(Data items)
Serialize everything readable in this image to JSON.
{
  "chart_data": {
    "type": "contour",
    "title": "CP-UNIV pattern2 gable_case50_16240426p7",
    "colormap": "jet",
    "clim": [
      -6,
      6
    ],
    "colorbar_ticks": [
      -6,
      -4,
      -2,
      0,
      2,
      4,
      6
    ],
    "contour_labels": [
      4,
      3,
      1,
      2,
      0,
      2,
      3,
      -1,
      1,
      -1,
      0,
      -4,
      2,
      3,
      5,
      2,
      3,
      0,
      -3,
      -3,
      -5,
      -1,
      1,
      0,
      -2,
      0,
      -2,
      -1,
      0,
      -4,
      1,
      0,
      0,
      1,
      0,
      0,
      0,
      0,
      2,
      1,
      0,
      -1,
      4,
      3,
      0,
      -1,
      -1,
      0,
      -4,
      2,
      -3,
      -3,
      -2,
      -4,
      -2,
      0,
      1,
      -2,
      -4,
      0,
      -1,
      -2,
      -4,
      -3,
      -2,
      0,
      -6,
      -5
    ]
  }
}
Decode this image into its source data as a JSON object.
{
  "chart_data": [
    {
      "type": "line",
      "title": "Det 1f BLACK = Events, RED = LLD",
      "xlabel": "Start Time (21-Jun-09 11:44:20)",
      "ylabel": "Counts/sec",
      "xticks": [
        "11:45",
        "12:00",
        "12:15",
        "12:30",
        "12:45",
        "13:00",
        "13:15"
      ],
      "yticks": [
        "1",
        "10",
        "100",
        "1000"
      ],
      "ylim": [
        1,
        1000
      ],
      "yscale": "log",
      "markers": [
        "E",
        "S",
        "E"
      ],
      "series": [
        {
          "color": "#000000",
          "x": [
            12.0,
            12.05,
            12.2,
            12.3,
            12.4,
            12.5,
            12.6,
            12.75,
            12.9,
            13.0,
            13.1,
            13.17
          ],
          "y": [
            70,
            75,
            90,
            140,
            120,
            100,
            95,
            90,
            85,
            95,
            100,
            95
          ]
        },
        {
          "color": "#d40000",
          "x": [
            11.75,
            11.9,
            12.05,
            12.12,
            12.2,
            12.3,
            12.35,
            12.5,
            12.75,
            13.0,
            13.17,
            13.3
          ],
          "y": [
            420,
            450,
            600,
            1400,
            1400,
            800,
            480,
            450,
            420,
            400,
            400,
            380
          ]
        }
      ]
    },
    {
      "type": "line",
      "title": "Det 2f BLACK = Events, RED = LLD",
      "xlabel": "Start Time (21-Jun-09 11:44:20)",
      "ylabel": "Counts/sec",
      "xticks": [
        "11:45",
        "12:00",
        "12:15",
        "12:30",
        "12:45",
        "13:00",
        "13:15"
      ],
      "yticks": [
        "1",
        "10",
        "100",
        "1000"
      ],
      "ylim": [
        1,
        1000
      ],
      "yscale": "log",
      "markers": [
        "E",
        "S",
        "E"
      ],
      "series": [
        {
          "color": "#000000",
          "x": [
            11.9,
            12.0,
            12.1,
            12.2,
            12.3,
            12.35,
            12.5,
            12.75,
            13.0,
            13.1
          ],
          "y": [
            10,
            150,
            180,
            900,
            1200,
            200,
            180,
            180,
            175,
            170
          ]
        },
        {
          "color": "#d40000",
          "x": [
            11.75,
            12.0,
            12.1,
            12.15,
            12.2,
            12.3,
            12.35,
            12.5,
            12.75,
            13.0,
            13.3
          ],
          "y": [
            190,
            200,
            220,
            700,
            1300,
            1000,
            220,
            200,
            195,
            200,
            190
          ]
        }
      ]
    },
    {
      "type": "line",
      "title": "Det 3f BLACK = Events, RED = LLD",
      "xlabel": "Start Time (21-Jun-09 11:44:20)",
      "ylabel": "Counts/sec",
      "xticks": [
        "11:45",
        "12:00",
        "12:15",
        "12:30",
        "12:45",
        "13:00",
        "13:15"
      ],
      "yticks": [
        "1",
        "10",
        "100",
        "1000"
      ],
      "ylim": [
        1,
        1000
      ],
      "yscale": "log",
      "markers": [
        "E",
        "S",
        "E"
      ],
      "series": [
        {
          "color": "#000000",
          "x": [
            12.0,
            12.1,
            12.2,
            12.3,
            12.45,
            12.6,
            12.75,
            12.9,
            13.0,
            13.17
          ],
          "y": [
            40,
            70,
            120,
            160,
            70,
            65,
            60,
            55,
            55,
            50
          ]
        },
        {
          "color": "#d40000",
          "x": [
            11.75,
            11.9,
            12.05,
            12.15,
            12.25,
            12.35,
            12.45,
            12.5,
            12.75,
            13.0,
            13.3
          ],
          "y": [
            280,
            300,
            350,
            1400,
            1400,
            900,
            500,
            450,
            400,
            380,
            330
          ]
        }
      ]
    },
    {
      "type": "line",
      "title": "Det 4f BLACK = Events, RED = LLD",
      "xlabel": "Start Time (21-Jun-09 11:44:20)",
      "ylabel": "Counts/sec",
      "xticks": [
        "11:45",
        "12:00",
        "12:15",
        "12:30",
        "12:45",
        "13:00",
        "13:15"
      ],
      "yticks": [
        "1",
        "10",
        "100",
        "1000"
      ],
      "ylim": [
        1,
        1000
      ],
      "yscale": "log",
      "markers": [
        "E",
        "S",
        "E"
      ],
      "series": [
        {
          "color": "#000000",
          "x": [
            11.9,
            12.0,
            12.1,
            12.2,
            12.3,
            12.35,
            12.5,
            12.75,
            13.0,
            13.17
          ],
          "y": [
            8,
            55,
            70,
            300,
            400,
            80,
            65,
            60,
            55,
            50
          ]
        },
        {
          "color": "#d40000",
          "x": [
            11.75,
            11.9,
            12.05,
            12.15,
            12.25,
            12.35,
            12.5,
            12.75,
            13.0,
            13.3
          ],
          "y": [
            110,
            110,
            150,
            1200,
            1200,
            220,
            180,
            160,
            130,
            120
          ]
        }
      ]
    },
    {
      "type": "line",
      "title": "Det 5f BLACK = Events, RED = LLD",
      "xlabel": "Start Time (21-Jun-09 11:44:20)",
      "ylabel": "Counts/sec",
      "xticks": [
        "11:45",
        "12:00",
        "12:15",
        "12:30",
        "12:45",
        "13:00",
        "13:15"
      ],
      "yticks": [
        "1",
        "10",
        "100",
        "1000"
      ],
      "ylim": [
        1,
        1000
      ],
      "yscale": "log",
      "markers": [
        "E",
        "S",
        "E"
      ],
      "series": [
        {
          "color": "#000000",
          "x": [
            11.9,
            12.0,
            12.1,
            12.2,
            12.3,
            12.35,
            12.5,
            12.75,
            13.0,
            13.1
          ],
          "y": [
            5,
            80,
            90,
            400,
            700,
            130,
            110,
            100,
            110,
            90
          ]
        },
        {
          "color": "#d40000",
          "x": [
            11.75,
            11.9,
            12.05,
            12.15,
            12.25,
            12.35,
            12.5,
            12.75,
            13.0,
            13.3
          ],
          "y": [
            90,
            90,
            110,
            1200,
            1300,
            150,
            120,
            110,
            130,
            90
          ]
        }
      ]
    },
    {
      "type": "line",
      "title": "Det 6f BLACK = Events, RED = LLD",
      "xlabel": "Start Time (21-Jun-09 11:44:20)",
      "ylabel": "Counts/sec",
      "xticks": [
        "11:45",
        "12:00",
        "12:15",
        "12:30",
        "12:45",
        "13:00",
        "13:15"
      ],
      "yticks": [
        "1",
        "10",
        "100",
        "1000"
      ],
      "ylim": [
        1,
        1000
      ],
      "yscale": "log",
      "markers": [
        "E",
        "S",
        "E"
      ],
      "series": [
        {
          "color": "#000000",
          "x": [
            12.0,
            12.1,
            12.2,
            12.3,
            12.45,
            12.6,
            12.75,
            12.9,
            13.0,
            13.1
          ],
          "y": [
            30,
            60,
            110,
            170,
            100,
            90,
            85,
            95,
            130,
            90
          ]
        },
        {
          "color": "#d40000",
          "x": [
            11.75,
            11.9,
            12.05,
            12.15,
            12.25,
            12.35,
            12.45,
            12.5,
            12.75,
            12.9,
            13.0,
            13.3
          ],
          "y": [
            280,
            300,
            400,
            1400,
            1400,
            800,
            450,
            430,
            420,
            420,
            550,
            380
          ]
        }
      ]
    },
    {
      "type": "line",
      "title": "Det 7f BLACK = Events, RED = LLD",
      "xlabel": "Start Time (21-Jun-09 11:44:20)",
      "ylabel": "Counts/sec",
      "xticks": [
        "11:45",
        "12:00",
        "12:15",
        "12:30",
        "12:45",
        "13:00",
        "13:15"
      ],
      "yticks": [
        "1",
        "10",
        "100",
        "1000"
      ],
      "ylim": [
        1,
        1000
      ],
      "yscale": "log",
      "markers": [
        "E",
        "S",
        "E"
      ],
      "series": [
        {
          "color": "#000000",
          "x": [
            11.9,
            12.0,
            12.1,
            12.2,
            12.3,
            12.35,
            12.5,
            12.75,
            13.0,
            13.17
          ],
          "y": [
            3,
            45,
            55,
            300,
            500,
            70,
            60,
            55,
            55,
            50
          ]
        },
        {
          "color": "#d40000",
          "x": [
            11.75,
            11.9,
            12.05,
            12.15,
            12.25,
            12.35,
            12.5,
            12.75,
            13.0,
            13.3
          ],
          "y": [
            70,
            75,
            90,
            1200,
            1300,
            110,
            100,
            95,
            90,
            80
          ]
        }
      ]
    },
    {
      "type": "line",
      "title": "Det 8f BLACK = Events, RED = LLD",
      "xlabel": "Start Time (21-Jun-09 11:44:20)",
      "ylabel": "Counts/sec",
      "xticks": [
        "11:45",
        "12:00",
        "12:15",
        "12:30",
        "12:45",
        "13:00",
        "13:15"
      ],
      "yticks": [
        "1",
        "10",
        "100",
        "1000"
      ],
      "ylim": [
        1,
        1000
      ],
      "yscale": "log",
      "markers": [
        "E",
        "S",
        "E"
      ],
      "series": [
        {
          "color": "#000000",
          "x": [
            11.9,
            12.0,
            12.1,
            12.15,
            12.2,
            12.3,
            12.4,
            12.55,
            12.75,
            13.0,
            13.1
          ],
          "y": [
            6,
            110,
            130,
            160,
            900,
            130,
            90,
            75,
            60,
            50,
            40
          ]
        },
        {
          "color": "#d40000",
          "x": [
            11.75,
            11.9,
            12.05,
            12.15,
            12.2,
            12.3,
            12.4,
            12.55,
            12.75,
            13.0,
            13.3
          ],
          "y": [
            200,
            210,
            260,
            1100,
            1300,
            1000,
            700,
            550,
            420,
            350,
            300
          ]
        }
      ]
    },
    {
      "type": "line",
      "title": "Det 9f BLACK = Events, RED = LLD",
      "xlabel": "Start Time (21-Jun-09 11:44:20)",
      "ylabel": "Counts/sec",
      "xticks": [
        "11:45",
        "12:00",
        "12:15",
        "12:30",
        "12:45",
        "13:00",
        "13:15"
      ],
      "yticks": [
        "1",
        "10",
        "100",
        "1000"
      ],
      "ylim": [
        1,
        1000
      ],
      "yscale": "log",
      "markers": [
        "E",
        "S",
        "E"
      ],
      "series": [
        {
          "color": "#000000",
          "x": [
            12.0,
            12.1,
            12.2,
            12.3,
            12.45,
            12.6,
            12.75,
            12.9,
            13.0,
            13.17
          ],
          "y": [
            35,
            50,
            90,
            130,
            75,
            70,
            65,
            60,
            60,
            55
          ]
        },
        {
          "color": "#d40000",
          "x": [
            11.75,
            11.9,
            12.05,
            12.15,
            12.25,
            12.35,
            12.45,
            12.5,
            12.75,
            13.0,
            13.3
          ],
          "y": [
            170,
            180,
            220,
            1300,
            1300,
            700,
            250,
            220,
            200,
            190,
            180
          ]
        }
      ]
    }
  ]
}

§ **WORK TO DO**
Find every line containing the word "BLACK", then give the total and nothing more.

§ **EXPECTED OUTPUT**
9